"""

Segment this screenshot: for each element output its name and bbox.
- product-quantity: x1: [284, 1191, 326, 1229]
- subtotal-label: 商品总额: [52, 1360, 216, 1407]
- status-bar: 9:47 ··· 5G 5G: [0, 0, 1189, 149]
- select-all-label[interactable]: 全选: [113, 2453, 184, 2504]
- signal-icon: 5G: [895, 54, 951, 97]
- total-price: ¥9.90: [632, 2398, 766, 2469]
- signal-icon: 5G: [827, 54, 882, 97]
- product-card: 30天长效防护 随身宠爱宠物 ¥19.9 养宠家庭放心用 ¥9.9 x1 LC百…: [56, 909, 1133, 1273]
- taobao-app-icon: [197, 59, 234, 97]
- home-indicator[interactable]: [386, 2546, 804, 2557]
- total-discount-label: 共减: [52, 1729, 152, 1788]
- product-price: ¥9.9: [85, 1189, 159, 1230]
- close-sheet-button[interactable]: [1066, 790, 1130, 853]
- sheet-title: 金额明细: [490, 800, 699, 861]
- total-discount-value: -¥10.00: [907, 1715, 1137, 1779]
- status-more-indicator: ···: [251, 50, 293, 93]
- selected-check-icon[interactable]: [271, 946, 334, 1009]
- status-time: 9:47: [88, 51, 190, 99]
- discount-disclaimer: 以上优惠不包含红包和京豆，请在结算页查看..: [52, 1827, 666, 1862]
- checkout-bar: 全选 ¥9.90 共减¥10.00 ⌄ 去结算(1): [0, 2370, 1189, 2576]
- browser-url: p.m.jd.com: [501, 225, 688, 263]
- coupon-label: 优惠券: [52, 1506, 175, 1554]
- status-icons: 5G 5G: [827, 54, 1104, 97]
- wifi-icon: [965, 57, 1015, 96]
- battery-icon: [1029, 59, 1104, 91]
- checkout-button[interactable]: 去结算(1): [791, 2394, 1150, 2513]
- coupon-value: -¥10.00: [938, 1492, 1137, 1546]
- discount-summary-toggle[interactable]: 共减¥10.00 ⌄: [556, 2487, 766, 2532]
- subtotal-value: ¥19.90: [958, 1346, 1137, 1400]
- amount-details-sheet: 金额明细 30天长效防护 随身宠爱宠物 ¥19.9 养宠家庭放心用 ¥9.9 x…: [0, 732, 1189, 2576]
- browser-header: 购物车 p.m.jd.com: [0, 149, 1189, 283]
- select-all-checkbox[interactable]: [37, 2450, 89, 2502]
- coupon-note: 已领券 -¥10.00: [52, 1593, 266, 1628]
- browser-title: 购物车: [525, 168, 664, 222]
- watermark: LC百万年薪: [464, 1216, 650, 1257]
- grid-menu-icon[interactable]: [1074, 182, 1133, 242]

"""

• [PROBLEM]:
Please swap "subtotal-label" for "subtotal-caption" in the records from the start up to and including the line with "- total-price: ¥9.90: [632, 2398, 766, 2469]", leaving everything else unchanged. Give back only those lines.

• [FULL ANSWER]:
Segment this screenshot: for each element output its name and bbox.
- product-quantity: x1: [284, 1191, 326, 1229]
- subtotal-caption: 商品总额: [52, 1360, 216, 1407]
- status-bar: 9:47 ··· 5G 5G: [0, 0, 1189, 149]
- select-all-label[interactable]: 全选: [113, 2453, 184, 2504]
- signal-icon: 5G: [895, 54, 951, 97]
- total-price: ¥9.90: [632, 2398, 766, 2469]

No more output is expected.